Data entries
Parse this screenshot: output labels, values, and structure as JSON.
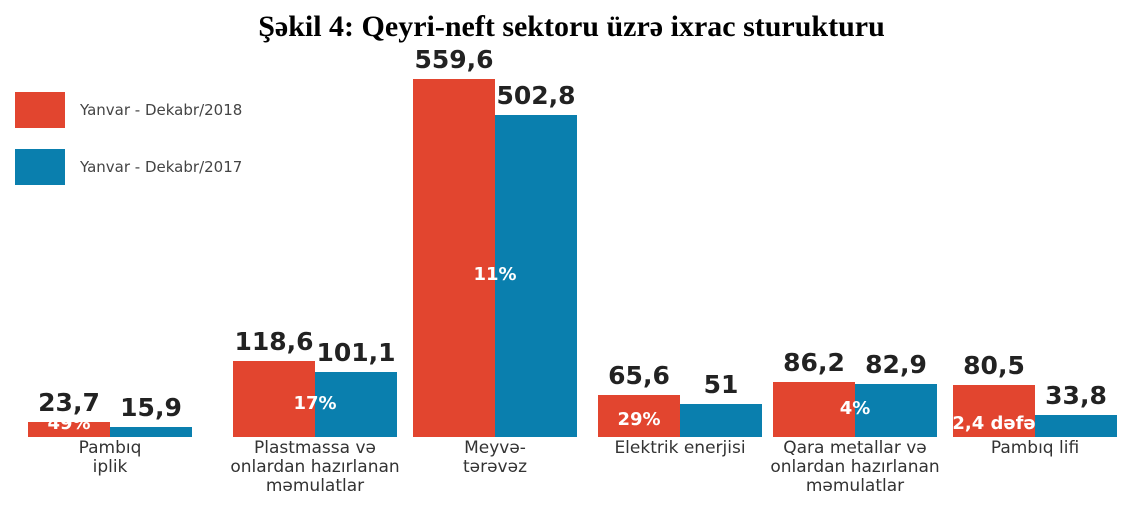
{
  "chart_data": {
    "type": "bar",
    "title": "Şəkil 4: Qeyri-neft sektoru üzrə ixrac sturukturu",
    "categories": [
      "Pambıq\niplik",
      "Plastmassa və\nonlardan hazırlanan\nməmulatlar",
      "Meyvə-\ntərəvəz",
      "Elektrik enerjisi",
      "Qara metallar və\nonlardan hazırlanan\nməmulatlar",
      "Pambıq lifi"
    ],
    "series": [
      {
        "name": "Yanvar - Dekabr/2018",
        "color": "#e2452f",
        "values": [
          23.7,
          118.6,
          559.6,
          65.6,
          86.2,
          80.5
        ],
        "value_labels": [
          "23,7",
          "118,6",
          "559,6",
          "65,6",
          "86,2",
          "80,5"
        ]
      },
      {
        "name": "Yanvar - Dekabr/2017",
        "color": "#0a7fae",
        "values": [
          15.9,
          101.1,
          502.8,
          51,
          82.9,
          33.8
        ],
        "value_labels": [
          "15,9",
          "101,1",
          "502,8",
          "51",
          "82,9",
          "33,8"
        ]
      }
    ],
    "growth_labels": [
      "49%",
      "17%",
      "11%",
      "29%",
      "4%",
      "2,4 dəfə"
    ]
  }
}
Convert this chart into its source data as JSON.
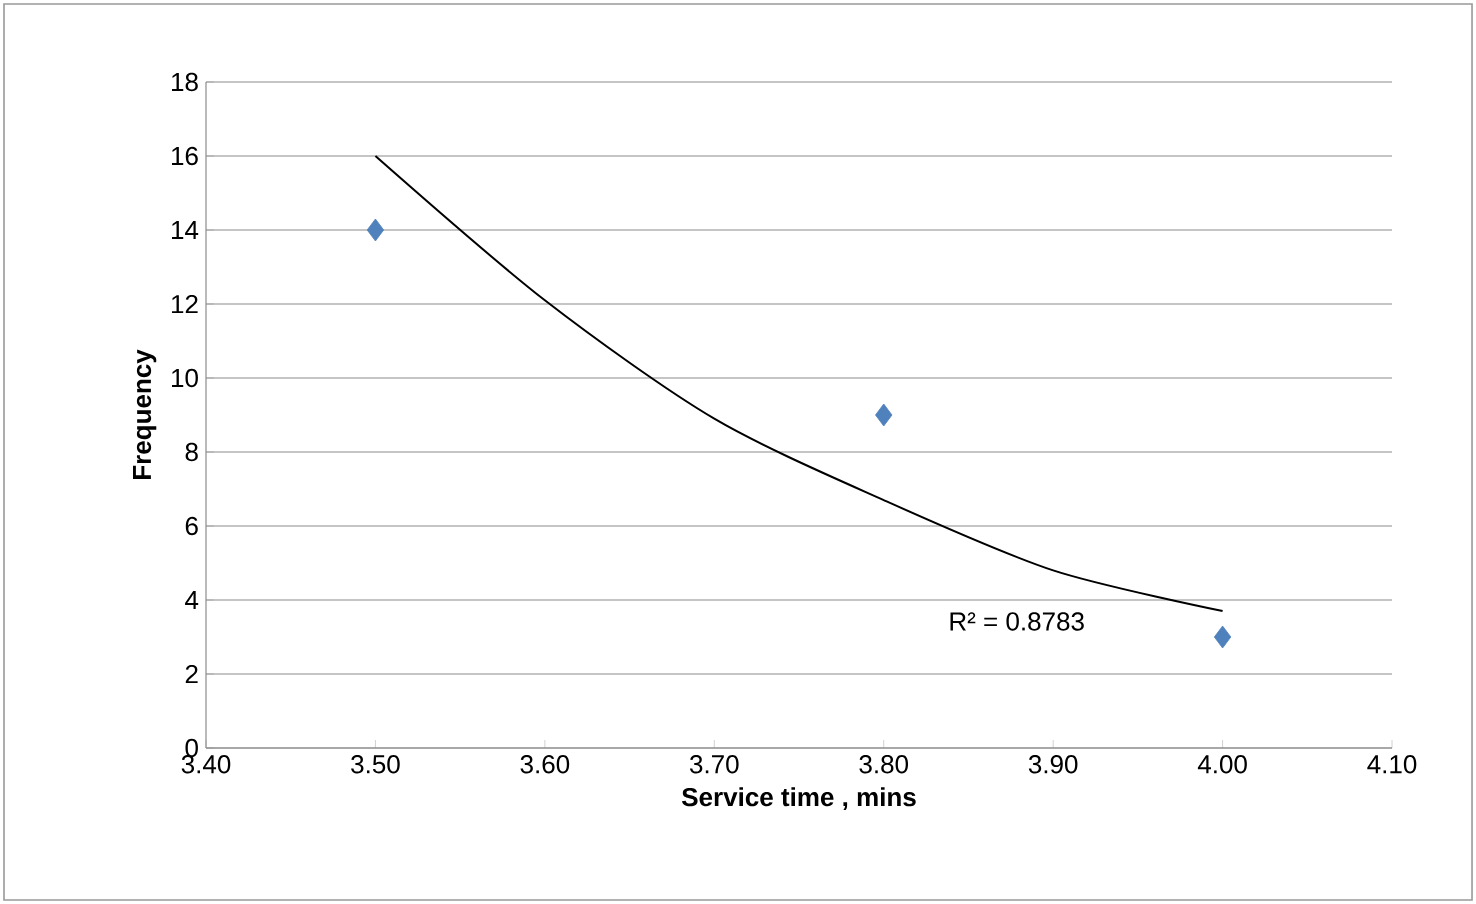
{
  "chart_data": {
    "type": "scatter",
    "xlabel": "Service time , mins",
    "ylabel": "Frequency",
    "series": [
      {
        "color": "#4f81bd",
        "marker": "diamond",
        "x": [
          3.5,
          3.8,
          4.0
        ],
        "values": [
          14,
          9,
          3
        ]
      },
      {
        "type": "line",
        "color": "#000000",
        "marker": "none",
        "x": [
          3.5,
          3.6,
          3.7,
          3.8,
          3.9,
          4.0
        ],
        "values": [
          16.0,
          12.1,
          8.9,
          6.7,
          4.8,
          3.7
        ]
      }
    ],
    "annotations": [
      "R² = 0.8783"
    ],
    "xlim": [
      3.4,
      4.1
    ],
    "xticks": [
      {
        "value": 3.4,
        "label": "3.40"
      },
      {
        "value": 3.5,
        "label": "3.50"
      },
      {
        "value": 3.6,
        "label": "3.60"
      },
      {
        "value": 3.7,
        "label": "3.70"
      },
      {
        "value": 3.8,
        "label": "3.80"
      },
      {
        "value": 3.9,
        "label": "3.90"
      },
      {
        "value": 4.0,
        "label": "4.00"
      },
      {
        "value": 4.1,
        "label": "4.10"
      }
    ],
    "ylim": [
      0,
      18
    ],
    "yticks": [
      0,
      2,
      4,
      6,
      8,
      10,
      12,
      14,
      16,
      18
    ],
    "grid": "y"
  }
}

## Work to complete
Return a copy of every line that includes the word "nonlardan".

## Final answer
      "Plastmassa və\nonlardan hazırlanan\nməmulatlar",
      "Qara metallar və\nonlardan hazırlanan\nməmulatlar",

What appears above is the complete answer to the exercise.